▶ [Task instructions] Skip any picture you find and retype all the remaining lines exactly.

......

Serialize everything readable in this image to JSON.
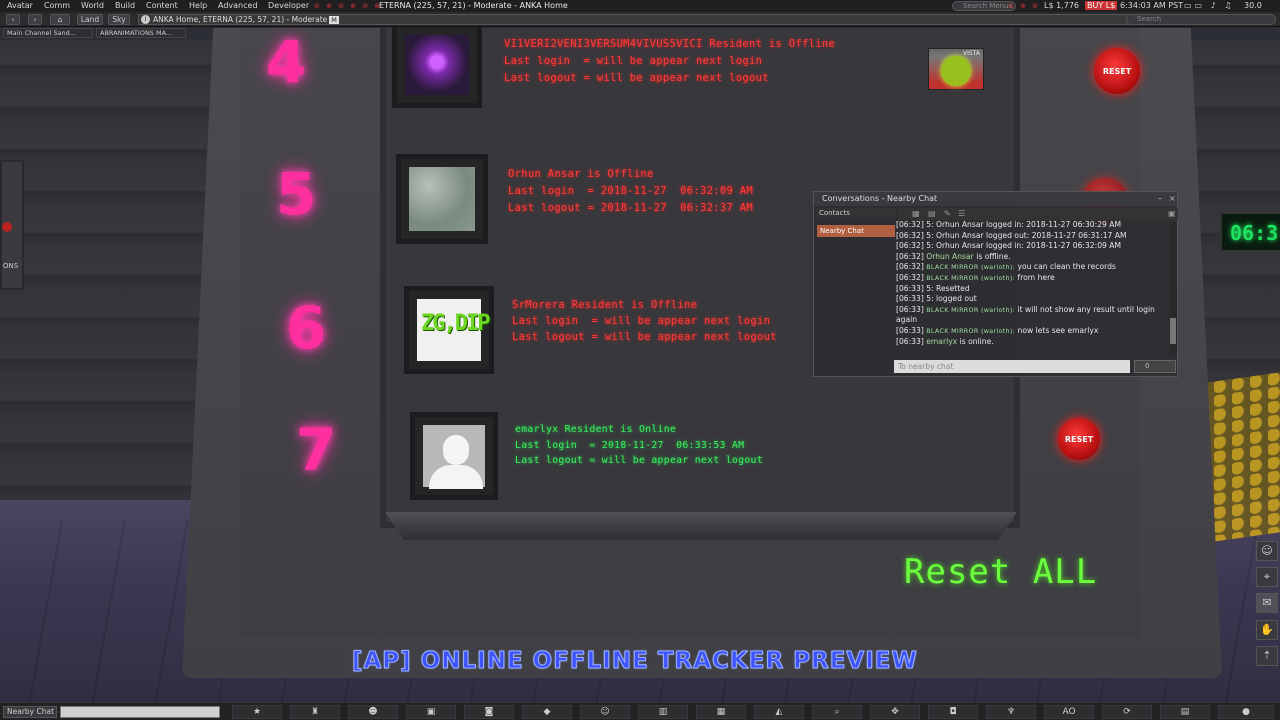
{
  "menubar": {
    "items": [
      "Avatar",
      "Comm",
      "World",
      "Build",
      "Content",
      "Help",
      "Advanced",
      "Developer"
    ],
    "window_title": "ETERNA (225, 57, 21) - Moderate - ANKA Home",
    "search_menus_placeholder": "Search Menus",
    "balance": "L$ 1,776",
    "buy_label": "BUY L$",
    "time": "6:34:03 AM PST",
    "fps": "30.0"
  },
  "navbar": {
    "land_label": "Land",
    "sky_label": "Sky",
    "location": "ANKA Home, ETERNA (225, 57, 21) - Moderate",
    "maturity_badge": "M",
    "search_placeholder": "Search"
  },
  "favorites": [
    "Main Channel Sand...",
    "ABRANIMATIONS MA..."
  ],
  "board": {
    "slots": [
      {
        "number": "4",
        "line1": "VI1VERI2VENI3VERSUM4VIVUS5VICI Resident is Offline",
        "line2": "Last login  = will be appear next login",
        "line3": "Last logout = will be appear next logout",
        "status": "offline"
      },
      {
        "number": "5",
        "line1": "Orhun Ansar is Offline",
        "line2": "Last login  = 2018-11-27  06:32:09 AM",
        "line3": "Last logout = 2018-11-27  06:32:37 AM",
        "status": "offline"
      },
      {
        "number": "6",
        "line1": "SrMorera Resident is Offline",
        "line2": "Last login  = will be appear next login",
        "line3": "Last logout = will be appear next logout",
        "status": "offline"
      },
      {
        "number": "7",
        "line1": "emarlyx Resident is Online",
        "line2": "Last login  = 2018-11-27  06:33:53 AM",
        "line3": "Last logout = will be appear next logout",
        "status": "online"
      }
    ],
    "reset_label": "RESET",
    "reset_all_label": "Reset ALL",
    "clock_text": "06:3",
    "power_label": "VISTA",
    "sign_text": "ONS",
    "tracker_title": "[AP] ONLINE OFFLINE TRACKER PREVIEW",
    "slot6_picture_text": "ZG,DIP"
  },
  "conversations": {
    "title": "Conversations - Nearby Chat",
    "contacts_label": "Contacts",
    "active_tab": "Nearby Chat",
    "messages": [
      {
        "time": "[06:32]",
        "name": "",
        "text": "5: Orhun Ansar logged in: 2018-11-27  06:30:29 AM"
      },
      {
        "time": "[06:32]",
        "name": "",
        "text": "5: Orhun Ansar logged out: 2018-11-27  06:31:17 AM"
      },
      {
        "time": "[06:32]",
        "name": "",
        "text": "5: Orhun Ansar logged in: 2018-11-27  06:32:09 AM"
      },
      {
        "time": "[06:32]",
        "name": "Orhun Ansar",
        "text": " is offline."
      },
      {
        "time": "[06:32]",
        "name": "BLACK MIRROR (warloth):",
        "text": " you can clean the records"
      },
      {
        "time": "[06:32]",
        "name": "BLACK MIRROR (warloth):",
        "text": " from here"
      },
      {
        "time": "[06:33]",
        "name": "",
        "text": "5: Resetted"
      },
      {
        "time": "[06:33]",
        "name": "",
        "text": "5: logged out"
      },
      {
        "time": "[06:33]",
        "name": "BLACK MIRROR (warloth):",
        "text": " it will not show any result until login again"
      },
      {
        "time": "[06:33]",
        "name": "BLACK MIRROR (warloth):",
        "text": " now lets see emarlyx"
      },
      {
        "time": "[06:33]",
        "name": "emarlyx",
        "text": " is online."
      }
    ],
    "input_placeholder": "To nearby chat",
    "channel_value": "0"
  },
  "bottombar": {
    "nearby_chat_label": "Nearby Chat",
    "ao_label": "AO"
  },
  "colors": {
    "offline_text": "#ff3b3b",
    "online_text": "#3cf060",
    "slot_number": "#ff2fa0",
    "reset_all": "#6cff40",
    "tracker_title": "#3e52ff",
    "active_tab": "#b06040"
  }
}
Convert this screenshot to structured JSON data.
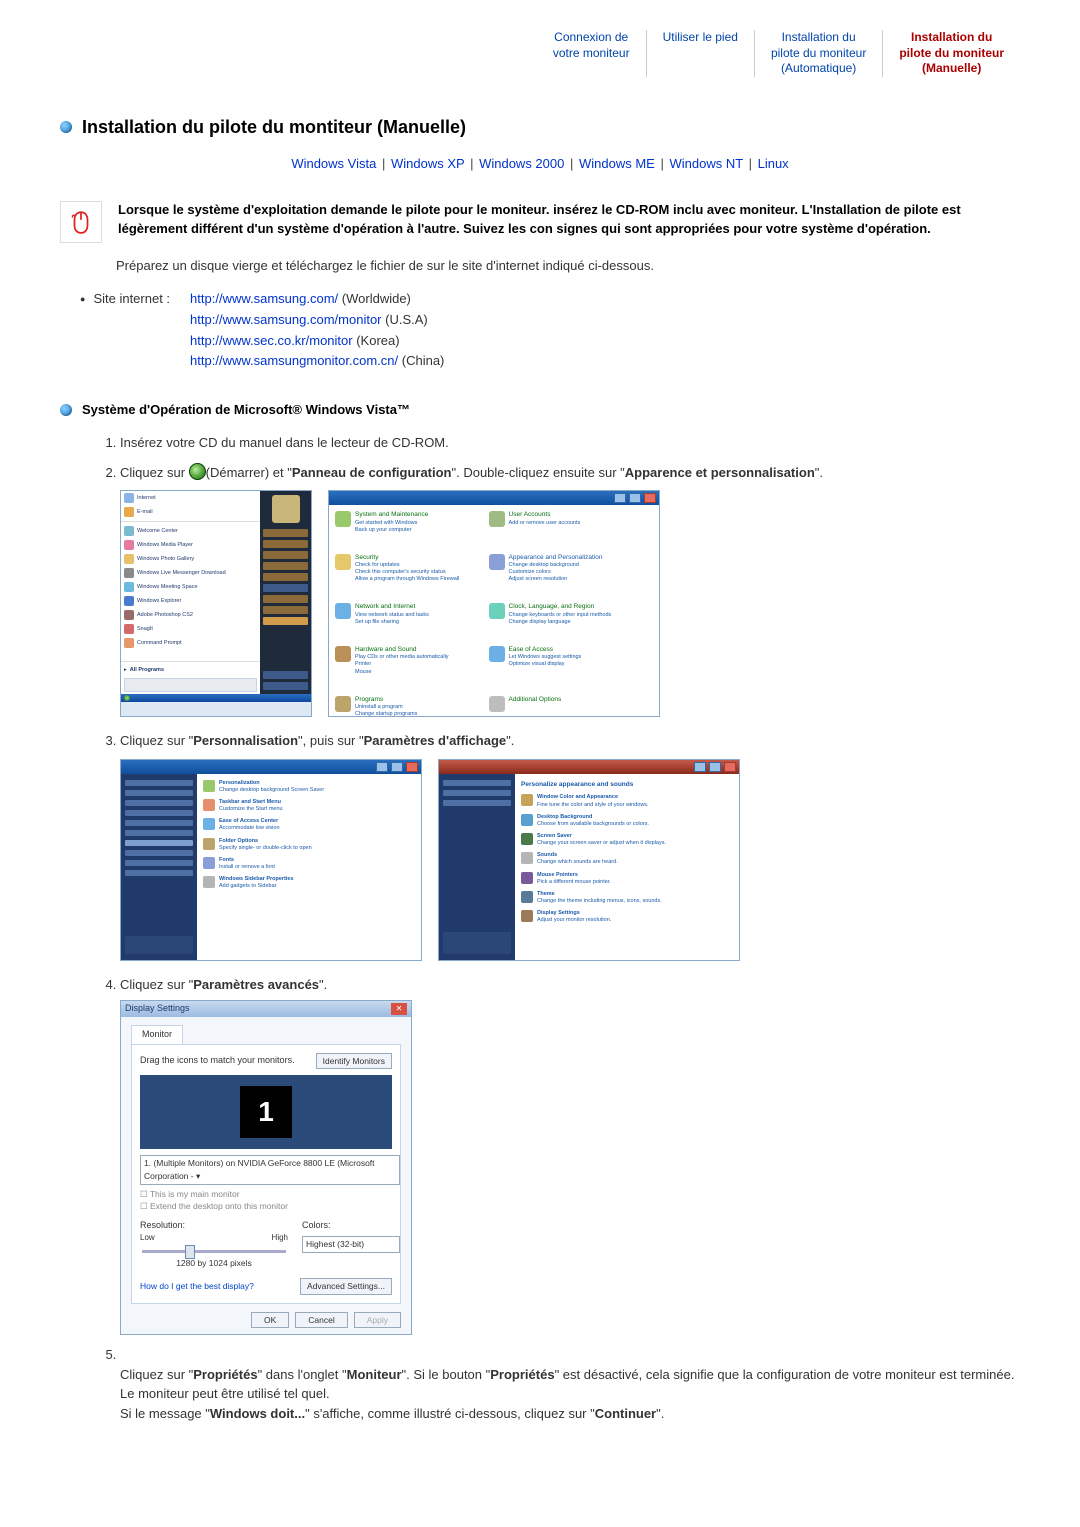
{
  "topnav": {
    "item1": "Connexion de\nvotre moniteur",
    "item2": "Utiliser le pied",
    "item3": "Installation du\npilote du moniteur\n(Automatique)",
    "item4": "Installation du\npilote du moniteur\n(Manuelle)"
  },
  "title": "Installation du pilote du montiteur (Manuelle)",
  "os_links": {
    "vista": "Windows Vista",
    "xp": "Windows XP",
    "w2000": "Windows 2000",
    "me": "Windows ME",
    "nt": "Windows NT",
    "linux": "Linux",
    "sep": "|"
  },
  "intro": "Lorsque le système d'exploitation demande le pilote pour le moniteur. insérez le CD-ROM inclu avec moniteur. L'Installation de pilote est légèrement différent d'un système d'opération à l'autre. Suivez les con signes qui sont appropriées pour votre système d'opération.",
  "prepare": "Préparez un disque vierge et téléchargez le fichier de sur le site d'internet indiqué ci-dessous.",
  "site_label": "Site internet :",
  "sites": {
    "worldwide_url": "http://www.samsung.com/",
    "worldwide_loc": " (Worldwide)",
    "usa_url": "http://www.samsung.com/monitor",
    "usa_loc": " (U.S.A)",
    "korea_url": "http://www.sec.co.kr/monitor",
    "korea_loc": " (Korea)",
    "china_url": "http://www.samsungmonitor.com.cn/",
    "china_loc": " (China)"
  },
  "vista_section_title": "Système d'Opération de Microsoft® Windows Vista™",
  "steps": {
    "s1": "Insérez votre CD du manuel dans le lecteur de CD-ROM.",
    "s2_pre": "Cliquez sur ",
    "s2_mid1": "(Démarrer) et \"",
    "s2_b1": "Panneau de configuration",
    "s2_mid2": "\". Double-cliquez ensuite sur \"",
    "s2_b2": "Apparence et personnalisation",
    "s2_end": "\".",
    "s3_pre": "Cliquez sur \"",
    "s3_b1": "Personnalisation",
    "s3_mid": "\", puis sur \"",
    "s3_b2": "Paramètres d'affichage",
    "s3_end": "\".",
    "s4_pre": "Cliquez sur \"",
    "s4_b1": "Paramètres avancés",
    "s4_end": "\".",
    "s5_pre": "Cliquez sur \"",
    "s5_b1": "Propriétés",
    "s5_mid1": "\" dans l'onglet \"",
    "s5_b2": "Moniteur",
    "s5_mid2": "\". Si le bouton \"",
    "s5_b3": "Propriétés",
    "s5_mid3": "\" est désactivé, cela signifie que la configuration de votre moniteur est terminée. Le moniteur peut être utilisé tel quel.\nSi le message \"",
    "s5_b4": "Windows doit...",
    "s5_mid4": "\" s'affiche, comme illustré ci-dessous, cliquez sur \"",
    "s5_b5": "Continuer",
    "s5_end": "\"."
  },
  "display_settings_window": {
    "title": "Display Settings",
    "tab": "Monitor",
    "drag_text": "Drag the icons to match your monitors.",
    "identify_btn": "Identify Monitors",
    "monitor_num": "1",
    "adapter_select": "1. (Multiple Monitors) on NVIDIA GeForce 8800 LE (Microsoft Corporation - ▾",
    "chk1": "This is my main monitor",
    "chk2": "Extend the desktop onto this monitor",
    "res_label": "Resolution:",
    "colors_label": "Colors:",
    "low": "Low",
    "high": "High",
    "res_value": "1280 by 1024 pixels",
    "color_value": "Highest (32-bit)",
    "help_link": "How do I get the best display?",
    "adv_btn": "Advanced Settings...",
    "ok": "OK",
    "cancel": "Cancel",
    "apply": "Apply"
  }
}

......

▶ [Expected output]
Serialize everything readable in this image to JSON.
{
  "menubar": {
    "items": [
      "Avatar",
      "Comm",
      "World",
      "Build",
      "Content",
      "Help",
      "Advanced",
      "Developer"
    ],
    "window_title": "ETERNA (225, 57, 21) - Moderate - ANKA Home",
    "search_menus_placeholder": "Search Menus",
    "balance": "L$ 1,776",
    "buy_label": "BUY L$",
    "time": "6:34:03 AM PST",
    "fps": "30.0"
  },
  "navbar": {
    "land_label": "Land",
    "sky_label": "Sky",
    "location": "ANKA Home, ETERNA (225, 57, 21) - Moderate",
    "maturity_badge": "M",
    "search_placeholder": "Search"
  },
  "favorites": [
    "Main Channel Sand...",
    "ABRANIMATIONS MA..."
  ],
  "board": {
    "slots": [
      {
        "number": "4",
        "line1": "VI1VERI2VENI3VERSUM4VIVUS5VICI Resident is Offline",
        "line2": "Last login  = will be appear next login",
        "line3": "Last logout = will be appear next logout",
        "status": "offline"
      },
      {
        "number": "5",
        "line1": "Orhun Ansar is Offline",
        "line2": "Last login  = 2018-11-27  06:32:09 AM",
        "line3": "Last logout = 2018-11-27  06:32:37 AM",
        "status": "offline"
      },
      {
        "number": "6",
        "line1": "SrMorera Resident is Offline",
        "line2": "Last login  = will be appear next login",
        "line3": "Last logout = will be appear next logout",
        "status": "offline"
      },
      {
        "number": "7",
        "line1": "emarlyx Resident is Online",
        "line2": "Last login  = 2018-11-27  06:33:53 AM",
        "line3": "Last logout = will be appear next logout",
        "status": "online"
      }
    ],
    "reset_label": "RESET",
    "reset_all_label": "Reset ALL",
    "clock_text": "06:3",
    "power_label": "VISTA",
    "sign_text": "ONS",
    "tracker_title": "[AP] ONLINE OFFLINE TRACKER PREVIEW",
    "slot6_picture_text": "ZG,DIP"
  },
  "conversations": {
    "title": "Conversations - Nearby Chat",
    "contacts_label": "Contacts",
    "active_tab": "Nearby Chat",
    "messages": [
      {
        "time": "[06:32]",
        "name": "",
        "text": "5: Orhun Ansar logged in: 2018-11-27  06:30:29 AM"
      },
      {
        "time": "[06:32]",
        "name": "",
        "text": "5: Orhun Ansar logged out: 2018-11-27  06:31:17 AM"
      },
      {
        "time": "[06:32]",
        "name": "",
        "text": "5: Orhun Ansar logged in: 2018-11-27  06:32:09 AM"
      },
      {
        "time": "[06:32]",
        "name": "Orhun Ansar",
        "text": " is offline."
      },
      {
        "time": "[06:32]",
        "name": "BLACK MIRROR (warloth):",
        "text": " you can clean the records"
      },
      {
        "time": "[06:32]",
        "name": "BLACK MIRROR (warloth):",
        "text": " from here"
      },
      {
        "time": "[06:33]",
        "name": "",
        "text": "5: Resetted"
      },
      {
        "time": "[06:33]",
        "name": "",
        "text": "5: logged out"
      },
      {
        "time": "[06:33]",
        "name": "BLACK MIRROR (warloth):",
        "text": " it will not show any result until login again"
      },
      {
        "time": "[06:33]",
        "name": "BLACK MIRROR (warloth):",
        "text": " now lets see emarlyx"
      },
      {
        "time": "[06:33]",
        "name": "emarlyx",
        "text": " is online."
      }
    ],
    "input_placeholder": "To nearby chat",
    "channel_value": "0"
  },
  "bottombar": {
    "nearby_chat_label": "Nearby Chat",
    "ao_label": "AO"
  },
  "colors": {
    "offline_text": "#ff3b3b",
    "online_text": "#3cf060",
    "slot_number": "#ff2fa0",
    "reset_all": "#6cff40",
    "tracker_title": "#3e52ff",
    "active_tab": "#b06040"
  }
}
Convert this screenshot to structured JSON data.
{
  "topnav": {
    "item1": "Connexion de\nvotre moniteur",
    "item2": "Utiliser le pied",
    "item3": "Installation du\npilote du moniteur\n(Automatique)",
    "item4": "Installation du\npilote du moniteur\n(Manuelle)"
  },
  "title": "Installation du pilote du montiteur (Manuelle)",
  "os_links": {
    "vista": "Windows Vista",
    "xp": "Windows XP",
    "w2000": "Windows 2000",
    "me": "Windows ME",
    "nt": "Windows NT",
    "linux": "Linux",
    "sep": "|"
  },
  "intro": "Lorsque le système d'exploitation demande le pilote pour le moniteur. insérez le CD-ROM inclu avec moniteur. L'Installation de pilote est légèrement différent d'un système d'opération à l'autre. Suivez les con signes qui sont appropriées pour votre système d'opération.",
  "prepare": "Préparez un disque vierge et téléchargez le fichier de sur le site d'internet indiqué ci-dessous.",
  "site_label": "Site internet :",
  "sites": {
    "worldwide_url": "http://www.samsung.com/",
    "worldwide_loc": " (Worldwide)",
    "usa_url": "http://www.samsung.com/monitor",
    "usa_loc": " (U.S.A)",
    "korea_url": "http://www.sec.co.kr/monitor",
    "korea_loc": " (Korea)",
    "china_url": "http://www.samsungmonitor.com.cn/",
    "china_loc": " (China)"
  },
  "vista_section_title": "Système d'Opération de Microsoft® Windows Vista™",
  "steps": {
    "s1": "Insérez votre CD du manuel dans le lecteur de CD-ROM.",
    "s2_pre": "Cliquez sur ",
    "s2_mid1": "(Démarrer) et \"",
    "s2_b1": "Panneau de configuration",
    "s2_mid2": "\". Double-cliquez ensuite sur \"",
    "s2_b2": "Apparence et personnalisation",
    "s2_end": "\".",
    "s3_pre": "Cliquez sur \"",
    "s3_b1": "Personnalisation",
    "s3_mid": "\", puis sur \"",
    "s3_b2": "Paramètres d'affichage",
    "s3_end": "\".",
    "s4_pre": "Cliquez sur \"",
    "s4_b1": "Paramètres avancés",
    "s4_end": "\".",
    "s5_pre": "Cliquez sur \"",
    "s5_b1": "Propriétés",
    "s5_mid1": "\" dans l'onglet \"",
    "s5_b2": "Moniteur",
    "s5_mid2": "\". Si le bouton \"",
    "s5_b3": "Propriétés",
    "s5_mid3": "\" est désactivé, cela signifie que la configuration de votre moniteur est terminée. Le moniteur peut être utilisé tel quel.\nSi le message \"",
    "s5_b4": "Windows doit...",
    "s5_mid4": "\" s'affiche, comme illustré ci-dessous, cliquez sur \"",
    "s5_b5": "Continuer",
    "s5_end": "\"."
  },
  "display_settings_window": {
    "title": "Display Settings",
    "tab": "Monitor",
    "drag_text": "Drag the icons to match your monitors.",
    "identify_btn": "Identify Monitors",
    "monitor_num": "1",
    "adapter_select": "1. (Multiple Monitors) on NVIDIA GeForce 8800 LE (Microsoft Corporation - ▾",
    "chk1": "This is my main monitor",
    "chk2": "Extend the desktop onto this monitor",
    "res_label": "Resolution:",
    "colors_label": "Colors:",
    "low": "Low",
    "high": "High",
    "res_value": "1280 by 1024 pixels",
    "color_value": "Highest (32-bit)",
    "help_link": "How do I get the best display?",
    "adv_btn": "Advanced Settings...",
    "ok": "OK",
    "cancel": "Cancel",
    "apply": "Apply"
  }
}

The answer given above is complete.